> _PROBLEM STATEMENT_:
Retype the lines of each listing word for word, leaving out the pictures.

BEGIN GIVEN RECORDS

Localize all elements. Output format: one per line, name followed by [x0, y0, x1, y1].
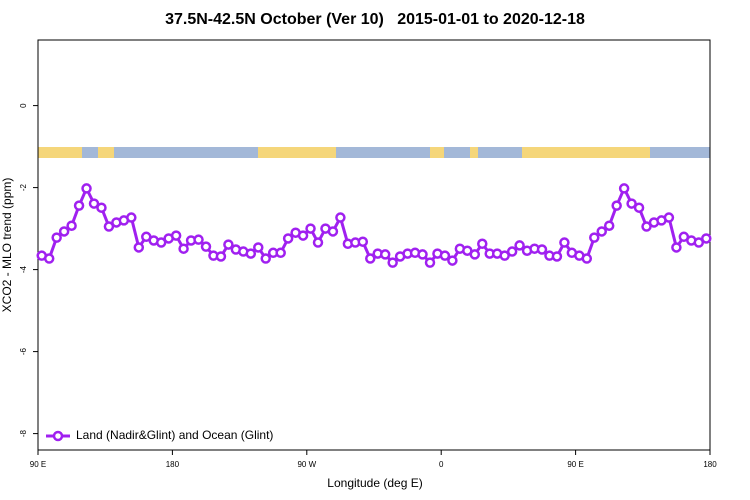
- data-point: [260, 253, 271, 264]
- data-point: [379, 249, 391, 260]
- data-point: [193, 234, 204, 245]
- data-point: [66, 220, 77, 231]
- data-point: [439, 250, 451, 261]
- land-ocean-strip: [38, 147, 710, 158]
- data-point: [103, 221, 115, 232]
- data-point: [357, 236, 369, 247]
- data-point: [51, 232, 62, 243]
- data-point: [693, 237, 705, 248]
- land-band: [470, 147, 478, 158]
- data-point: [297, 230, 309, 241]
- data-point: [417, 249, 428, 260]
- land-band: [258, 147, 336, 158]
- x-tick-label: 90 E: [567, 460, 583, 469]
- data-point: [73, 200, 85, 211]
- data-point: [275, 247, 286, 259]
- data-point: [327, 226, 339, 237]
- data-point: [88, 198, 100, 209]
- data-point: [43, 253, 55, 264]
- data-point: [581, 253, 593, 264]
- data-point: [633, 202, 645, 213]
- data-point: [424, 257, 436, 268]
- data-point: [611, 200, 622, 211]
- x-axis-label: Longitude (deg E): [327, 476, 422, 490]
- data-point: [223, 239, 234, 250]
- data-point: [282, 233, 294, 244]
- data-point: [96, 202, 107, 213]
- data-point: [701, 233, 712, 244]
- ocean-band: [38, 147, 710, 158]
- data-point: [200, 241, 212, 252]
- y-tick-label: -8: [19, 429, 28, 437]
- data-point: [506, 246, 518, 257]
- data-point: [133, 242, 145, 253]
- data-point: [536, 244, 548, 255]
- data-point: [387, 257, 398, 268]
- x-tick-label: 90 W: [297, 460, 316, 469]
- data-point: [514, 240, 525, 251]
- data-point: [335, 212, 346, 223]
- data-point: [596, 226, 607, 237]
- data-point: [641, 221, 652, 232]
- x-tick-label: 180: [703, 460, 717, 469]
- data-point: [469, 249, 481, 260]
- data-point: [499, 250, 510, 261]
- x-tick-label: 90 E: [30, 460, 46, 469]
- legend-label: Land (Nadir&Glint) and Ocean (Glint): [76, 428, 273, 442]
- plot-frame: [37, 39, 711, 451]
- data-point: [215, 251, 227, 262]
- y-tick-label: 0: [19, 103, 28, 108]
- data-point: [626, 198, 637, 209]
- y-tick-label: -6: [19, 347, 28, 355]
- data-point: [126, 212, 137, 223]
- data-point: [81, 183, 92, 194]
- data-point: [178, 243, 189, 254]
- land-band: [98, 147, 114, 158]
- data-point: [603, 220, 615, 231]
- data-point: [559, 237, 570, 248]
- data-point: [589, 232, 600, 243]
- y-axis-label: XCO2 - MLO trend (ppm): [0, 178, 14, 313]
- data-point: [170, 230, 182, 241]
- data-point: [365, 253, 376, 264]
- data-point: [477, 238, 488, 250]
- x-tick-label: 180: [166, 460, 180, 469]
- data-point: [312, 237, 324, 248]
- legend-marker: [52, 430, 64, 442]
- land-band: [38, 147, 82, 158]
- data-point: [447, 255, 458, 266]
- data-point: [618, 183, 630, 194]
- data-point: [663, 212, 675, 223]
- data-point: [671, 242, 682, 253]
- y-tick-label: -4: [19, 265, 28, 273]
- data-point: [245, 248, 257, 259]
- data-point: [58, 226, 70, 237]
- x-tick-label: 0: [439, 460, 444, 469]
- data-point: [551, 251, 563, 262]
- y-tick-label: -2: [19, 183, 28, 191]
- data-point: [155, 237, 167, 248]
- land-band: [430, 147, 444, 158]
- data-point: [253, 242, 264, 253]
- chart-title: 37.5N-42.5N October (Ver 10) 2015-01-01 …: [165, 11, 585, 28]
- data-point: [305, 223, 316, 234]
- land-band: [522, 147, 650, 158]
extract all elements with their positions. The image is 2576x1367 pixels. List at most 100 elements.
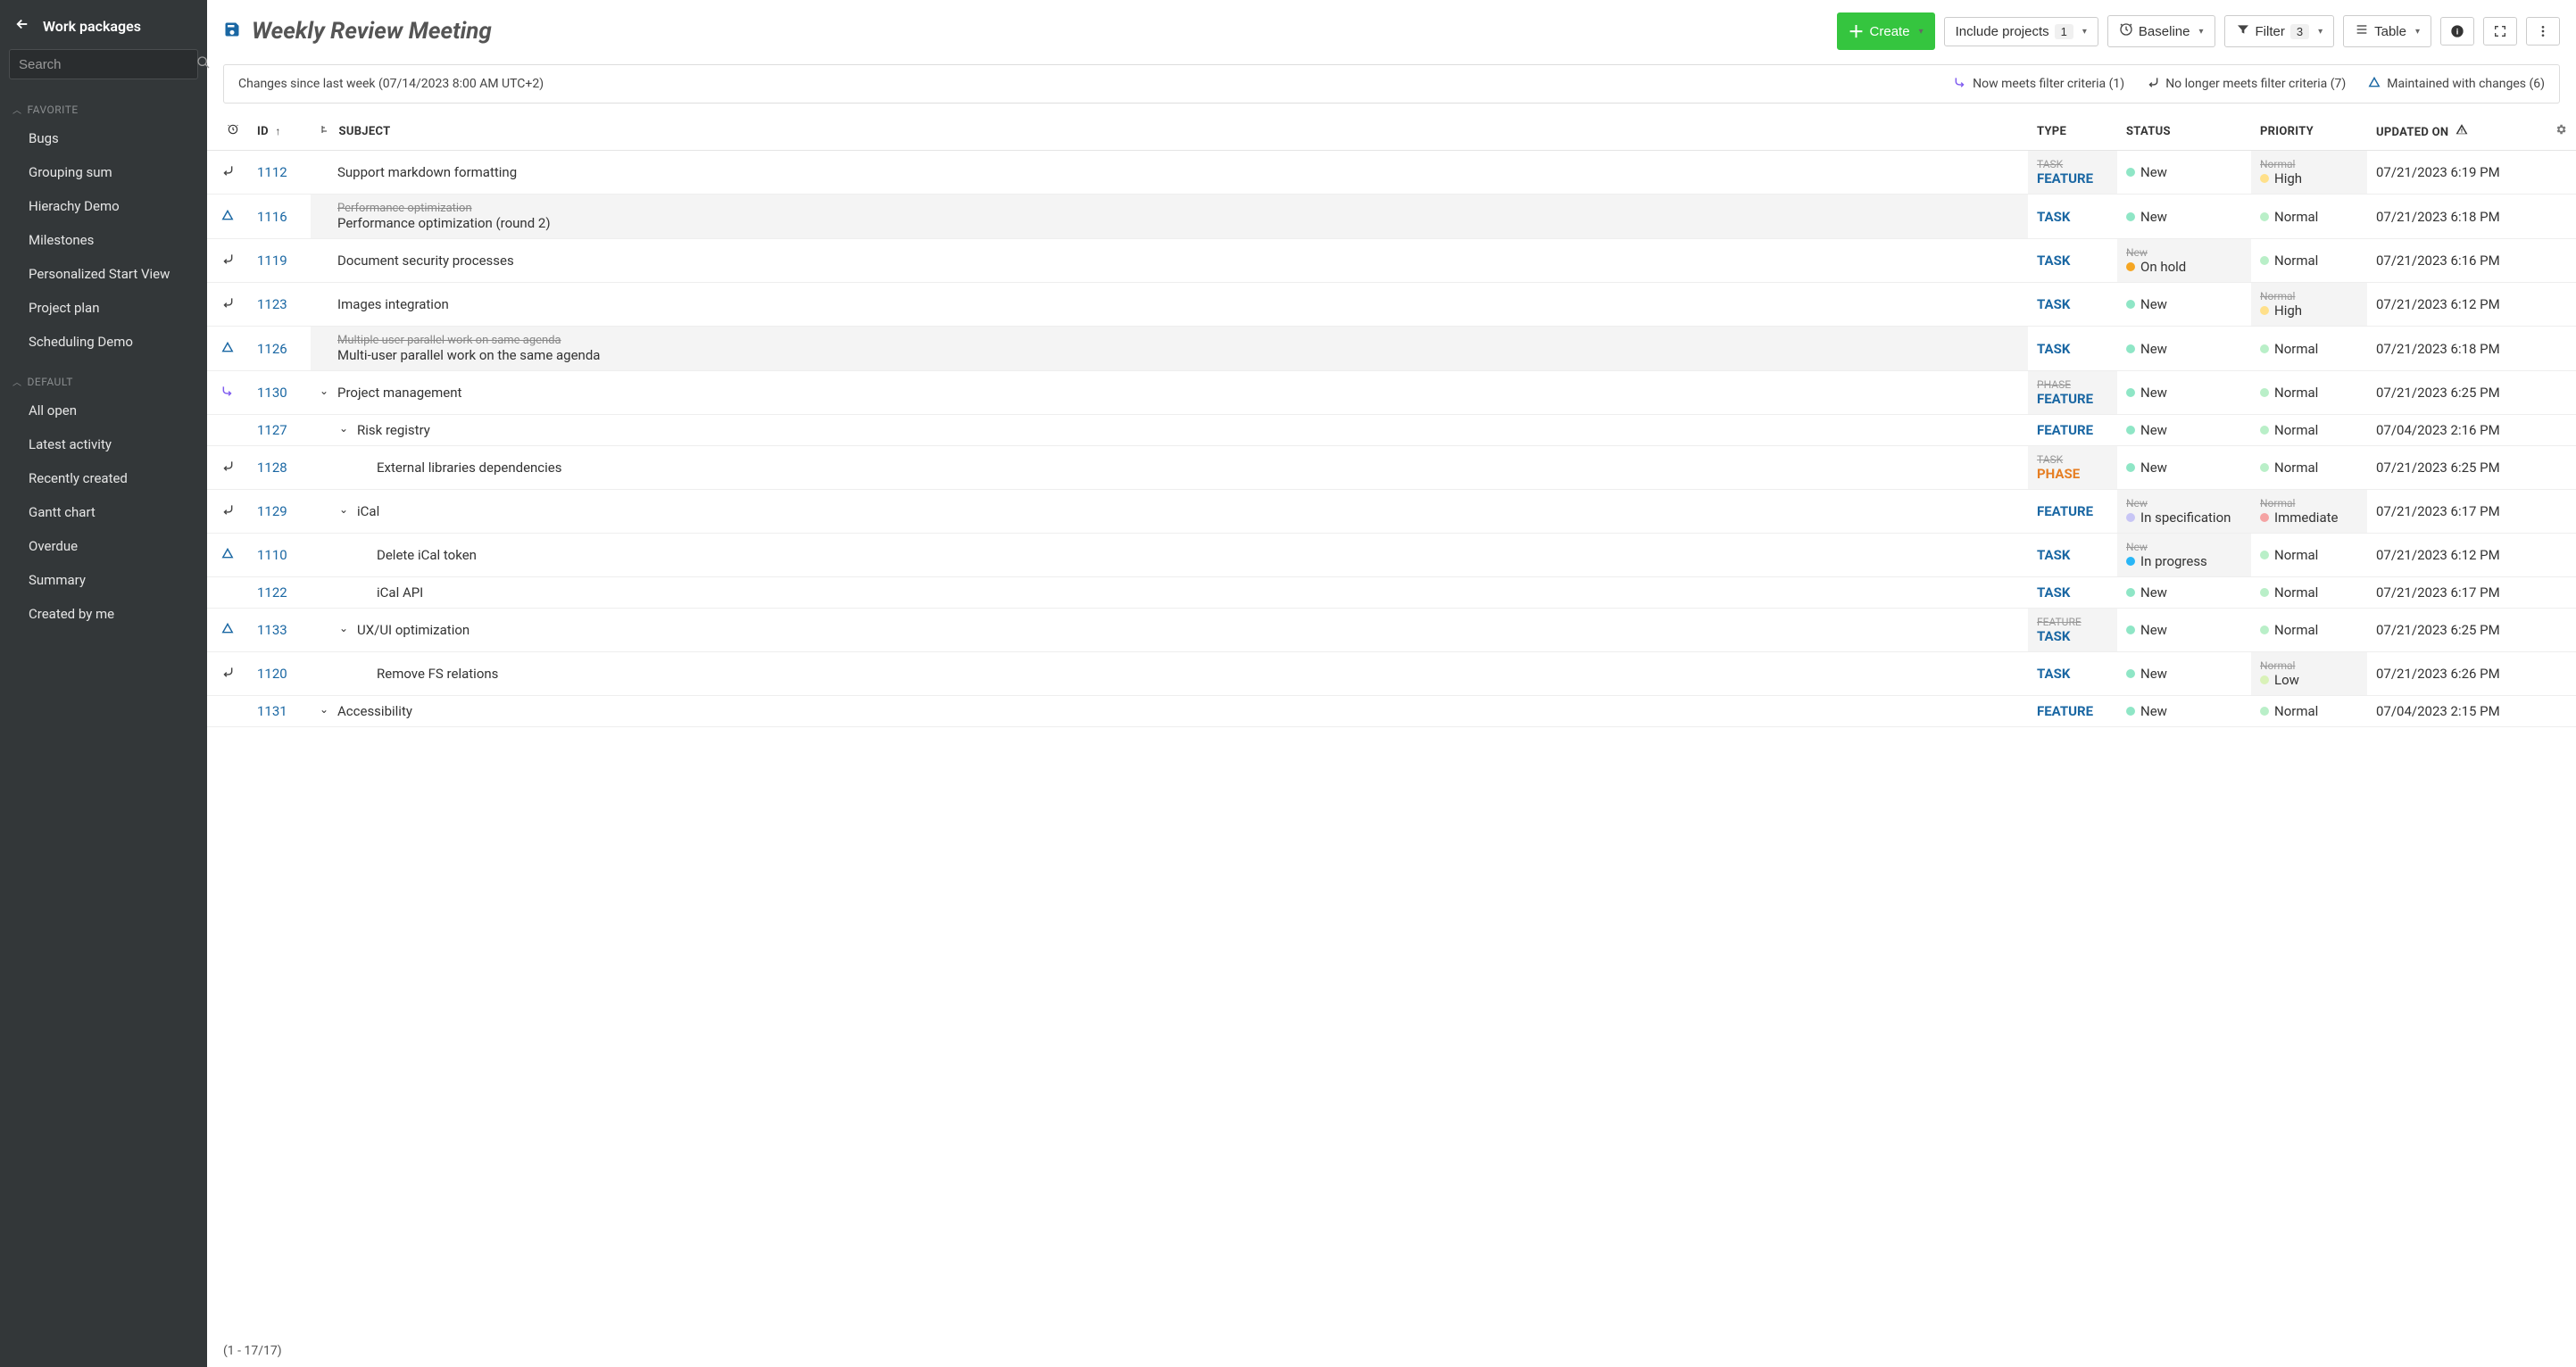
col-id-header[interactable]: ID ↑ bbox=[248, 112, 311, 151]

END GIVEN RECORDS

> _FINISHED TASK_:
Localize all elements. Output format: one per line, name followed by [x0, y0, x1, y1].
- data-point: [260, 253, 271, 264]
- data-point: [379, 249, 391, 260]
- data-point: [193, 234, 204, 245]
- data-point: [66, 220, 77, 231]
- data-point: [439, 250, 451, 261]
- land-ocean-strip: [38, 147, 710, 158]
- data-point: [103, 221, 115, 232]
- data-point: [357, 236, 369, 247]
- data-point: [51, 232, 62, 243]
- data-point: [693, 237, 705, 248]
- land-band: [470, 147, 478, 158]
- data-point: [297, 230, 309, 241]
- data-point: [417, 249, 428, 260]
- land-band: [258, 147, 336, 158]
- x-tick-label: 90 E: [567, 460, 583, 469]
- data-point: [73, 200, 85, 211]
- data-point: [275, 247, 286, 259]
- data-point: [327, 226, 339, 237]
- data-point: [88, 198, 100, 209]
- data-point: [43, 253, 55, 264]
- data-point: [581, 253, 593, 264]
- data-point: [633, 202, 645, 213]
- data-point: [424, 257, 436, 268]
- data-point: [611, 200, 622, 211]
- x-axis-label: Longitude (deg E): [327, 476, 422, 490]
- data-point: [223, 239, 234, 250]
- data-point: [282, 233, 294, 244]
- data-point: [96, 202, 107, 213]
- data-point: [701, 233, 712, 244]
- ocean-band: [38, 147, 710, 158]
- data-point: [200, 241, 212, 252]
- y-tick-label: -8: [19, 429, 28, 437]
- data-point: [506, 246, 518, 257]
- data-point: [133, 242, 145, 253]
- data-point: [536, 244, 548, 255]
- data-point: [387, 257, 398, 268]
- x-tick-label: 90 W: [297, 460, 316, 469]
- data-point: [514, 240, 525, 251]
- data-point: [335, 212, 346, 223]
- data-point: [596, 226, 607, 237]
- data-point: [641, 221, 652, 232]
- x-tick-label: 180: [703, 460, 717, 469]
- data-point: [469, 249, 481, 260]
- data-point: [499, 250, 510, 261]
- x-tick-label: 90 E: [30, 460, 46, 469]
- legend-label: Land (Nadir&Glint) and Ocean (Glint): [76, 428, 273, 442]
- plot-frame: [37, 39, 711, 451]
- data-point: [215, 251, 227, 262]
- y-tick-label: 0: [19, 103, 28, 108]
- data-point: [626, 198, 637, 209]
- y-tick-label: -6: [19, 347, 28, 355]
- data-point: [126, 212, 137, 223]
- data-point: [81, 183, 92, 194]
- data-point: [178, 243, 189, 254]
- land-band: [98, 147, 114, 158]
- data-point: [603, 220, 615, 231]
- data-point: [559, 237, 570, 248]
- data-point: [589, 232, 600, 243]
- y-axis-label: XCO2 - MLO trend (ppm): [0, 178, 14, 313]
- data-point: [170, 230, 182, 241]
- data-point: [365, 253, 376, 264]
- data-point: [477, 238, 488, 250]
- x-tick-label: 180: [166, 460, 180, 469]
- data-point: [312, 237, 324, 248]
- legend-marker: [52, 430, 64, 442]
- land-band: [38, 147, 82, 158]
- data-point: [447, 255, 458, 266]
- data-point: [618, 183, 630, 194]
- data-point: [663, 212, 675, 223]
- data-point: [671, 242, 682, 253]
- y-tick-label: -4: [19, 265, 28, 273]
- data-point: [245, 248, 257, 259]
- data-point: [58, 226, 70, 237]
- x-tick-label: 0: [439, 460, 444, 469]
- data-point: [551, 251, 563, 262]
- y-tick-label: -2: [19, 183, 28, 191]
- data-point: [155, 237, 167, 248]
- land-band: [430, 147, 444, 158]
- data-point: [253, 242, 264, 253]
- chart-title: 37.5N-42.5N October (Ver 10) 2015-01-01 …: [165, 11, 585, 28]
- data-point: [305, 223, 316, 234]
- land-band: [522, 147, 650, 158]
extract all elements with their positions. The image is 2576x1367 pixels. List at most 100 elements.
col-id-header[interactable]: ID ↑ bbox=[248, 112, 311, 151]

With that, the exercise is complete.